## Supplied material
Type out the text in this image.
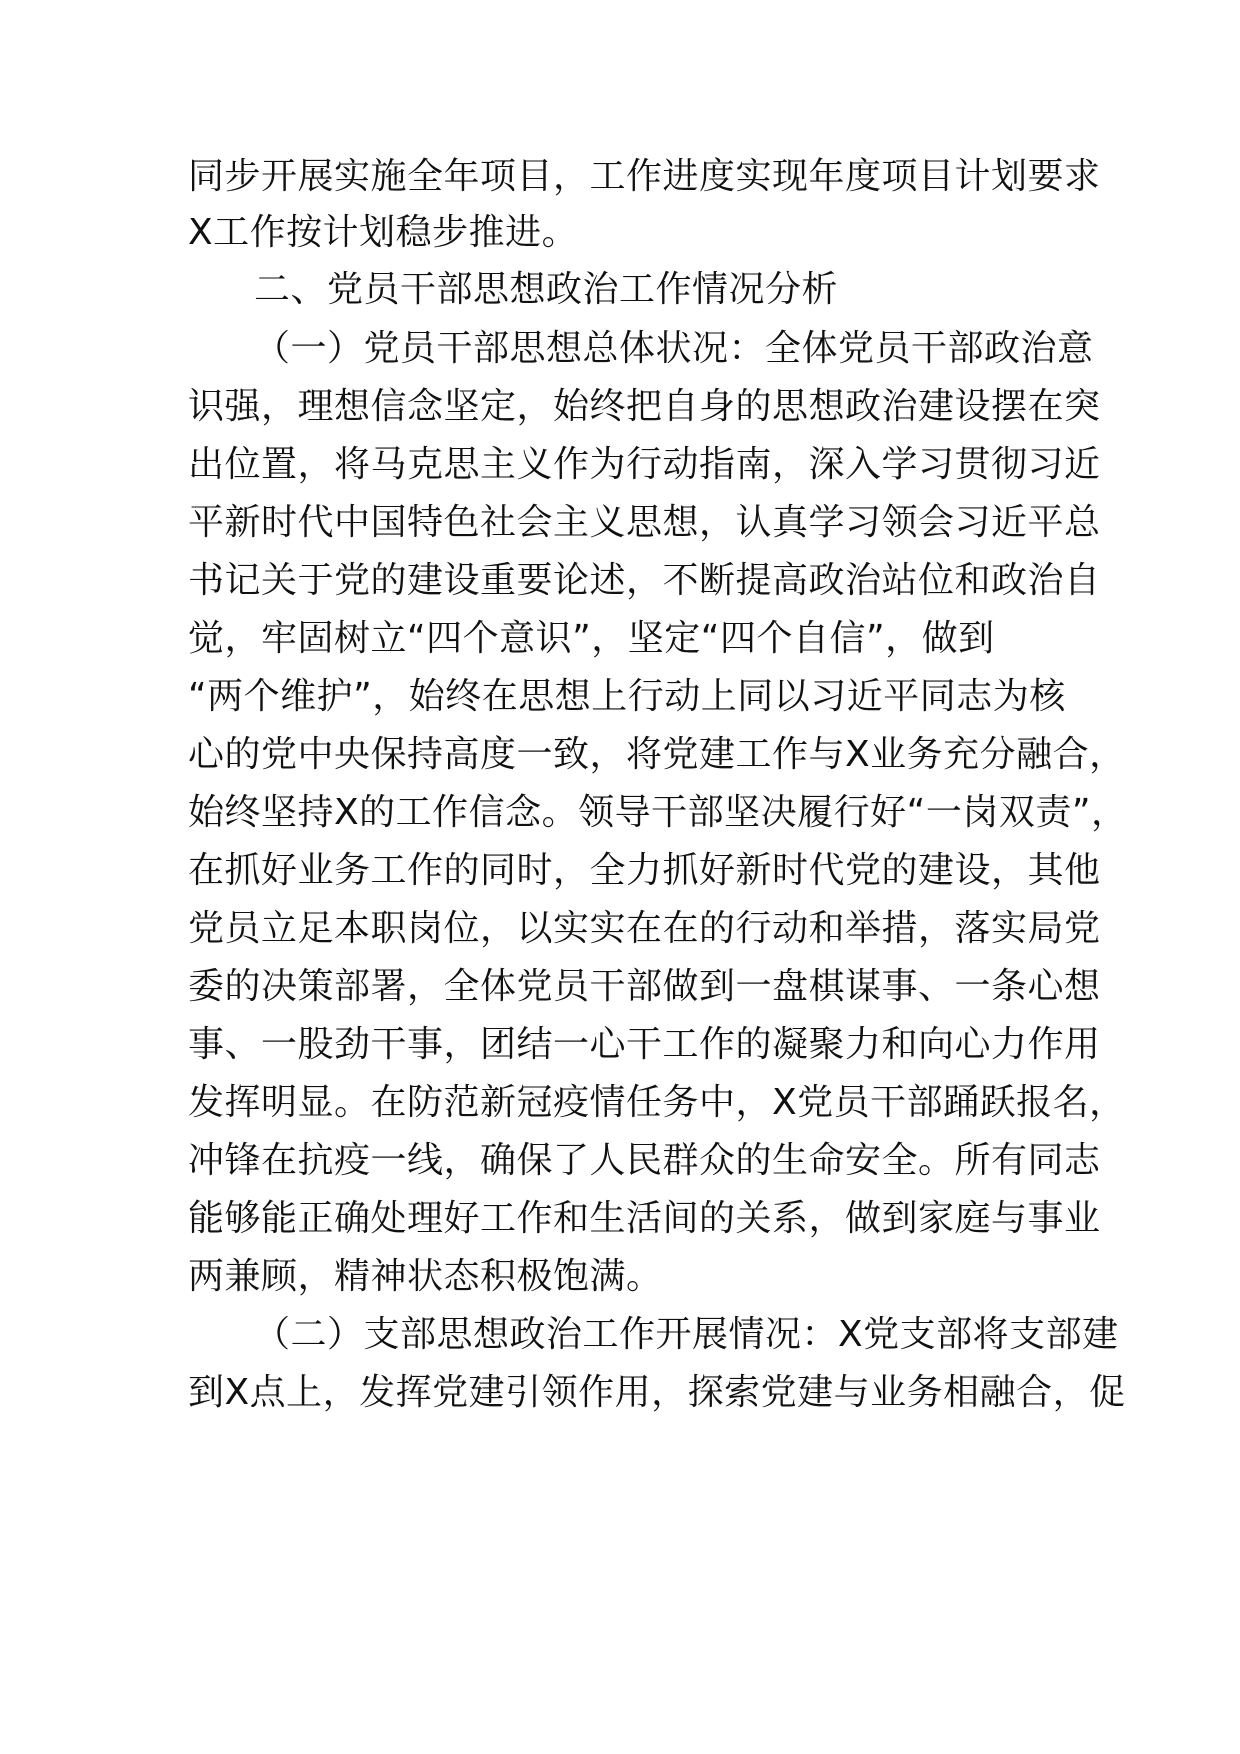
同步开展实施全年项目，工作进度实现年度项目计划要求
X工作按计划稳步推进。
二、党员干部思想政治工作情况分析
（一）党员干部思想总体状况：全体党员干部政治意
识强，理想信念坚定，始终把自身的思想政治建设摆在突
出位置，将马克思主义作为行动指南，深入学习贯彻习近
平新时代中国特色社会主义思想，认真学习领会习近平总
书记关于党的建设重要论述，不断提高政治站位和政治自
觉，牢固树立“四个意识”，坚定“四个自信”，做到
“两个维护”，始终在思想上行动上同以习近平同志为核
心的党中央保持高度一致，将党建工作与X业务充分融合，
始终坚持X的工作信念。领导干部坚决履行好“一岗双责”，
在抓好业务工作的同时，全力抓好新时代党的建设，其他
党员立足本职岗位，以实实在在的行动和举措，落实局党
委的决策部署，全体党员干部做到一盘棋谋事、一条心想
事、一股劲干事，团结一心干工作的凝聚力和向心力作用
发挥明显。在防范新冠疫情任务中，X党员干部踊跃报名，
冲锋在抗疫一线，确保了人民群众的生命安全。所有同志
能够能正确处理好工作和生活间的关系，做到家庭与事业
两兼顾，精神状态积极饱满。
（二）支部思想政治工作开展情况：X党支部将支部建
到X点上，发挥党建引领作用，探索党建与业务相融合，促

---

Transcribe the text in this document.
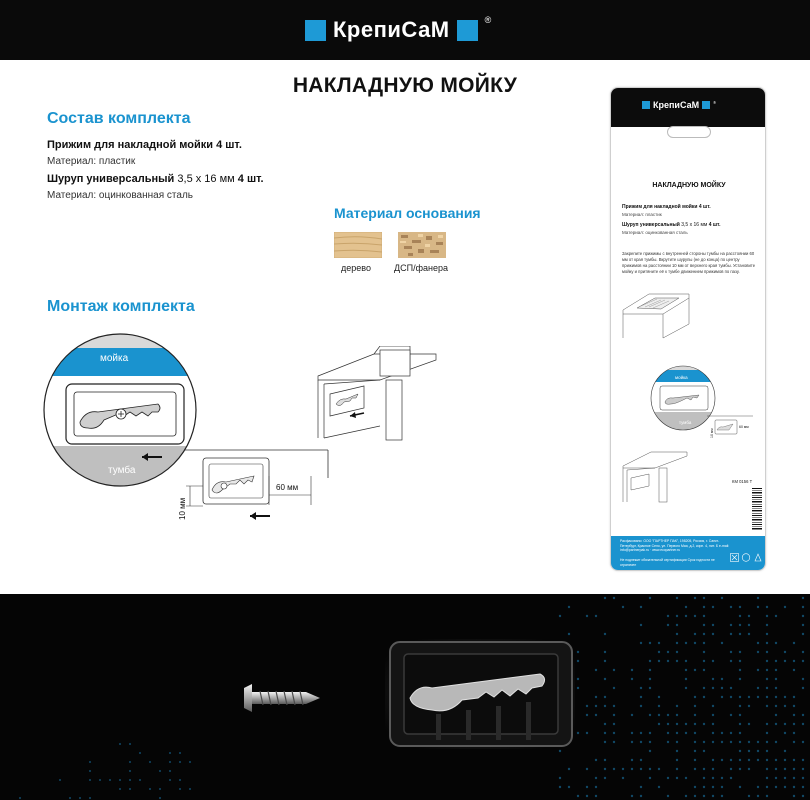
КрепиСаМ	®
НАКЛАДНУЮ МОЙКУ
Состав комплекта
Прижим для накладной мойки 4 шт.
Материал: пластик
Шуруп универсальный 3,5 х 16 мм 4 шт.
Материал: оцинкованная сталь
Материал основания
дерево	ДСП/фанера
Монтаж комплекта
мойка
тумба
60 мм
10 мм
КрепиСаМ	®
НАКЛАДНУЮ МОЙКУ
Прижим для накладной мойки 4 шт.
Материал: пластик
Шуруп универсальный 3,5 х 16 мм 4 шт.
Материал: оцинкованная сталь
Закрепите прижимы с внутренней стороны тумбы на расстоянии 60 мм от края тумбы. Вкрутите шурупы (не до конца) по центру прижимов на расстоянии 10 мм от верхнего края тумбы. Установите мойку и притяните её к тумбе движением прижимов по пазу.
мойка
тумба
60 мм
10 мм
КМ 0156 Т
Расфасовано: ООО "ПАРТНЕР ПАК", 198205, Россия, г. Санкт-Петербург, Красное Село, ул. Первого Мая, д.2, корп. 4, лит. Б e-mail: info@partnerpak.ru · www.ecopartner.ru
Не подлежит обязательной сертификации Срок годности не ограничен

## Exercise goal
Show all lines in the entries above where the word "text" appears.

## Result below
Type out the text in this image.
Transcribe the text in this document.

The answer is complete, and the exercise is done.